**GOAL**
Starting with the line that contains "Read out every word on this page.", set down each line through the end of the entries below, exactly and with nothing added.

Records from a data source
==========
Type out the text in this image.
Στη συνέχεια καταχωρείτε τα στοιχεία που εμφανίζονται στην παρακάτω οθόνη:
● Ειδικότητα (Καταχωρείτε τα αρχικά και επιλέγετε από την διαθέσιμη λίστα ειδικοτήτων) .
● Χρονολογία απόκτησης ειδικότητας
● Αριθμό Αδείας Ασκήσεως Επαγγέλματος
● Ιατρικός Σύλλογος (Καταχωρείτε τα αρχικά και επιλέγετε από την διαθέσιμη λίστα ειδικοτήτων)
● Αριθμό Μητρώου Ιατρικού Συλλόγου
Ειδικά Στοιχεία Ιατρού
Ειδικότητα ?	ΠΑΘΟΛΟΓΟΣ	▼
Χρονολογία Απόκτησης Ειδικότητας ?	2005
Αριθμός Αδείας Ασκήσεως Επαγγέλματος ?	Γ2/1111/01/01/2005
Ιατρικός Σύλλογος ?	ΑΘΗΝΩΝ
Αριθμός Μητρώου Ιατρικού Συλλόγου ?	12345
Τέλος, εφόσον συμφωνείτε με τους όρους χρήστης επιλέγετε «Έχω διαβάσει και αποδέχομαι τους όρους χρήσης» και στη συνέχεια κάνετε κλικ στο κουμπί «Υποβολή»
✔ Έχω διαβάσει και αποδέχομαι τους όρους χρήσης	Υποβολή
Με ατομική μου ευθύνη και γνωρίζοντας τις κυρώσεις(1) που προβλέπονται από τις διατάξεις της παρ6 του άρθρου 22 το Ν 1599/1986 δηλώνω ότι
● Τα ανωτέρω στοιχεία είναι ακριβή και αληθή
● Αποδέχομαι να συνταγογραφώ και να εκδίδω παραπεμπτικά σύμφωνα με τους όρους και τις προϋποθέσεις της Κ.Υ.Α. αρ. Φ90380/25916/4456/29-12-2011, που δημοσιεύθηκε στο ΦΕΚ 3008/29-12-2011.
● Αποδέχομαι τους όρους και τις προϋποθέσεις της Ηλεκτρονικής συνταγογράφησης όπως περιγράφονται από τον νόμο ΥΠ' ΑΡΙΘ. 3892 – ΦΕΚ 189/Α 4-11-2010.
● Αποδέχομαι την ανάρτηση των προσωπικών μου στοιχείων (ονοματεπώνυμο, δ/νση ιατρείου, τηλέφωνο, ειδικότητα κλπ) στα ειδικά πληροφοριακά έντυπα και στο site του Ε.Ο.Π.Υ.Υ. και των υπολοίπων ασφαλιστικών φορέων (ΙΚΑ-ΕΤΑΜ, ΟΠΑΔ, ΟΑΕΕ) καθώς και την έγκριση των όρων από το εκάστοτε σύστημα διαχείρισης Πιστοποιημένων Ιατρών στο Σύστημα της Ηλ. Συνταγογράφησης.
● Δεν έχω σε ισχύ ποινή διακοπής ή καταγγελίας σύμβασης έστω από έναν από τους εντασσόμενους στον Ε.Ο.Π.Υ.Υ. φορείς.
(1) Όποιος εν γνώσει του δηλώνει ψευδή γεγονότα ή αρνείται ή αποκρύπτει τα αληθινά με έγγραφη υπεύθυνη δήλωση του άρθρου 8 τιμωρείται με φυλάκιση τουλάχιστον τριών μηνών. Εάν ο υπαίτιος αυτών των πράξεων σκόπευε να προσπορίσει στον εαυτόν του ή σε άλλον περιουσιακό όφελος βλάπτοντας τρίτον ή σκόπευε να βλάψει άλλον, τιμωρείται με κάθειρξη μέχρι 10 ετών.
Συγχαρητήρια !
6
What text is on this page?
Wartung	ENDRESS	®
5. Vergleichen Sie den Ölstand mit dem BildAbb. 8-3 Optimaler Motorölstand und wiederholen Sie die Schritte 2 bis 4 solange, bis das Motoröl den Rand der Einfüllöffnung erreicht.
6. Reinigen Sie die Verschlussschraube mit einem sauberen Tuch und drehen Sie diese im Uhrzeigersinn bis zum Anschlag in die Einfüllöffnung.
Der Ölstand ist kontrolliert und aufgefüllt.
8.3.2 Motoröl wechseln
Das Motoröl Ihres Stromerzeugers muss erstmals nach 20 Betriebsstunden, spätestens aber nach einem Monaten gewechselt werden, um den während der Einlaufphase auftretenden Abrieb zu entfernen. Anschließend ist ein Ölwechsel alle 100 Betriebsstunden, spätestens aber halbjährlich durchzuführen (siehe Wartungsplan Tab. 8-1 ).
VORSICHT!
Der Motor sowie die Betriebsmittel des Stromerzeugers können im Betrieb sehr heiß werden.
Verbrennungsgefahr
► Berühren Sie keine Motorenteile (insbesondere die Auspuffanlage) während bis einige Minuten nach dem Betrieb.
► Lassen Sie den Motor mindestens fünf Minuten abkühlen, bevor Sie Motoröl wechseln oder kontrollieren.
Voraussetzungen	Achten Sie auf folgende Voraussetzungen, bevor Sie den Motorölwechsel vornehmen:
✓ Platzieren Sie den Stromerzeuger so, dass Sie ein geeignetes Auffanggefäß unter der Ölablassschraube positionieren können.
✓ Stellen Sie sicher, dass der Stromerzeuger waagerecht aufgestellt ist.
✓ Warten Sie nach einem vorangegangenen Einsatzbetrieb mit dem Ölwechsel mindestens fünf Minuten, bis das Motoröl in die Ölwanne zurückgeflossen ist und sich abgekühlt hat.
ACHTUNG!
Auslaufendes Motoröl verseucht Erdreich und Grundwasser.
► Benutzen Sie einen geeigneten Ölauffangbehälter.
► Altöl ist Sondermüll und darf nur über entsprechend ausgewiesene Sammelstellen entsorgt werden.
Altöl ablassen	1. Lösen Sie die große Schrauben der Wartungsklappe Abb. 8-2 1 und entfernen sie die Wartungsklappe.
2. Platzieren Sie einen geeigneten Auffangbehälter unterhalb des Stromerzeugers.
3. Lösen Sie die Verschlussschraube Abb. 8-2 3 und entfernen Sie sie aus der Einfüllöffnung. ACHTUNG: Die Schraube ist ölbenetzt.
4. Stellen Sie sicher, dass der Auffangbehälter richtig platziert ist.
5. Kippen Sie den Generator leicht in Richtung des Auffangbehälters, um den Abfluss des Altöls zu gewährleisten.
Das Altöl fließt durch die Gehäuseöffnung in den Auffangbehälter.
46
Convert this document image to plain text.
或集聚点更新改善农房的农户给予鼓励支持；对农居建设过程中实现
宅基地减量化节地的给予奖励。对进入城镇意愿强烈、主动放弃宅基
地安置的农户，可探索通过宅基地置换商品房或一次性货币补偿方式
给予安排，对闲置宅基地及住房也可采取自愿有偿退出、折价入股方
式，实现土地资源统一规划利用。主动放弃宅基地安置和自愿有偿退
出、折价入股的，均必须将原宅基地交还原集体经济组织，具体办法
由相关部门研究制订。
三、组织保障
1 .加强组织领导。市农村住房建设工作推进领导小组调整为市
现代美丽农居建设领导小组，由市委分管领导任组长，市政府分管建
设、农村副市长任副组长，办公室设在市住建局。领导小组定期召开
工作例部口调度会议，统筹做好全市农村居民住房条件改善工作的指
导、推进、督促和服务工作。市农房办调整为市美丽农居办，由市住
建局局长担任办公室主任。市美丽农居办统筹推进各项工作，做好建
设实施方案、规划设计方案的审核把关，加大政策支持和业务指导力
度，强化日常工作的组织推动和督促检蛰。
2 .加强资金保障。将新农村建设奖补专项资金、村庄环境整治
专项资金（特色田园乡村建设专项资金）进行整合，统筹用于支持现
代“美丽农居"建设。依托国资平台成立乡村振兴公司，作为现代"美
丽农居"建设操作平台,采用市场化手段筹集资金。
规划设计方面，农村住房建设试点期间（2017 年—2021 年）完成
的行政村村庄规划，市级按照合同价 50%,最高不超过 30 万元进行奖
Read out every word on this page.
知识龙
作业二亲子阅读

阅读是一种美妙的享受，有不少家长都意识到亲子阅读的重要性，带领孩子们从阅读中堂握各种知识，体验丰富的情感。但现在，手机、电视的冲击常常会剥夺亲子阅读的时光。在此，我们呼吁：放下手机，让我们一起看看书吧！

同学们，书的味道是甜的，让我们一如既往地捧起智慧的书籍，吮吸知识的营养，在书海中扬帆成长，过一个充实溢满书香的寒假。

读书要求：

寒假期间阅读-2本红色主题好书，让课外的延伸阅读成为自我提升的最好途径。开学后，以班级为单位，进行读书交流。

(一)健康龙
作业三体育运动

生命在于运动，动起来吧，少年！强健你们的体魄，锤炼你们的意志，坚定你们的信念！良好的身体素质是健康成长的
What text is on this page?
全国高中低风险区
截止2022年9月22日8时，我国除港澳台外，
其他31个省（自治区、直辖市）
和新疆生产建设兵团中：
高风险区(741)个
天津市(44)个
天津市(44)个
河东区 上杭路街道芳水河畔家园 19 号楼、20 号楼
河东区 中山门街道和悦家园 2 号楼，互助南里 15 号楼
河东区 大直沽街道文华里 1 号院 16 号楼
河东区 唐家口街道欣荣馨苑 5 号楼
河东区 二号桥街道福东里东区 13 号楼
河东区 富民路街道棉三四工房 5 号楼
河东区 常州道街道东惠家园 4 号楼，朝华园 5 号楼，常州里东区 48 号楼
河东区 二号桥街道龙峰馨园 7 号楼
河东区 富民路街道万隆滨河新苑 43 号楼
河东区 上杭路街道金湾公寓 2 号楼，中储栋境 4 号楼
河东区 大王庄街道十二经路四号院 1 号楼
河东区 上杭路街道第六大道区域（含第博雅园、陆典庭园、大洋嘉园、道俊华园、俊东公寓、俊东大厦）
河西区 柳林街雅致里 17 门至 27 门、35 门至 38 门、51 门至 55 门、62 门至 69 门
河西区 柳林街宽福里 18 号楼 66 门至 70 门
==========
**RESULT OF THIS EXERCISE**
Read out every word on this page.
知识龙
作业二亲子阅读

阅读是一种美妙的享受，有不少家长都意识到亲子阅读的重要性，带领孩子们从阅读中堂握各种知识，体验丰富的情感。但现在，手机、电视的冲击常常会剥夺亲子阅读的时光。在此，我们呼吁：放下手机，让我们一起看看书吧！

同学们，书的味道是甜的，让我们一如既往地捧起智慧的书籍，吮吸知识的营养，在书海中扬帆成长，过一个充实溢满书香的寒假。

读书要求：

寒假期间阅读-2本红色主题好书，让课外的延伸阅读成为自我提升的最好途径。开学后，以班级为单位，进行读书交流。

(一)健康龙
作业三体育运动

生命在于运动，动起来吧，少年！强健你们的体魄，锤炼你们的意志，坚定你们的信念！良好的身体素质是健康成长的
What text is on this page?
全国高中低风险区
截止2022年9月22日8时，我国除港澳台外，
其他31个省（自治区、直辖市）
和新疆生产建设兵团中：
高风险区(741)个
天津市(44)个
天津市(44)个
河东区 上杭路街道芳水河畔家园 19 号楼、20 号楼
河东区 中山门街道和悦家园 2 号楼，互助南里 15 号楼
河东区 大直沽街道文华里 1 号院 16 号楼
河东区 唐家口街道欣荣馨苑 5 号楼
河东区 二号桥街道福东里东区 13 号楼
河东区 富民路街道棉三四工房 5 号楼
河东区 常州道街道东惠家园 4 号楼，朝华园 5 号楼，常州里东区 48 号楼
河东区 二号桥街道龙峰馨园 7 号楼
河东区 富民路街道万隆滨河新苑 43 号楼
河东区 上杭路街道金湾公寓 2 号楼，中储栋境 4 号楼
河东区 大王庄街道十二经路四号院 1 号楼
河东区 上杭路街道第六大道区域（含第博雅园、陆典庭园、大洋嘉园、道俊华园、俊东公寓、俊东大厦）
河西区 柳林街雅致里 17 门至 27 门、35 门至 38 门、51 门至 55 门、62 门至 69 门
河西区 柳林街宽福里 18 号楼 66 门至 70 门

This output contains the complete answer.